• [Task inputs]
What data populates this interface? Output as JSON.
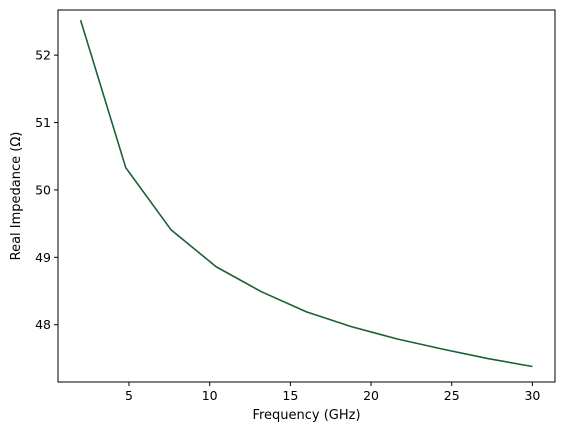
{
  "chart_data": {
    "type": "line",
    "title": "",
    "xlabel": "Frequency (GHz)",
    "ylabel": "Real Impedance (Ω)",
    "xlim": [
      0.6,
      31.4
    ],
    "ylim": [
      47.15,
      52.67
    ],
    "xticks": [
      5,
      10,
      15,
      20,
      25,
      30
    ],
    "yticks": [
      48,
      49,
      50,
      51,
      52
    ],
    "grid": false,
    "series": [
      {
        "color": "#1b6133",
        "x": [
          2.0,
          4.8,
          7.6,
          10.4,
          13.2,
          16.0,
          18.8,
          21.6,
          24.4,
          27.2,
          30.0
        ],
        "y": [
          52.52,
          50.33,
          49.41,
          48.86,
          48.49,
          48.19,
          47.97,
          47.79,
          47.64,
          47.5,
          47.38
        ]
      }
    ]
  }
}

• [Exercise objective] Strip out the images, then output the records above word for word.

• [Written response]
What data populates this interface? Output as JSON.
{
  "chart_data": {
    "type": "line",
    "title": "",
    "xlabel": "Frequency (GHz)",
    "ylabel": "Real Impedance (Ω)",
    "xlim": [
      0.6,
      31.4
    ],
    "ylim": [
      47.15,
      52.67
    ],
    "xticks": [
      5,
      10,
      15,
      20,
      25,
      30
    ],
    "yticks": [
      48,
      49,
      50,
      51,
      52
    ],
    "grid": false,
    "series": [
      {
        "color": "#1b6133",
        "x": [
          2.0,
          4.8,
          7.6,
          10.4,
          13.2,
          16.0,
          18.8,
          21.6,
          24.4,
          27.2,
          30.0
        ],
        "y": [
          52.52,
          50.33,
          49.41,
          48.86,
          48.49,
          48.19,
          47.97,
          47.79,
          47.64,
          47.5,
          47.38
        ]
      }
    ]
  }
}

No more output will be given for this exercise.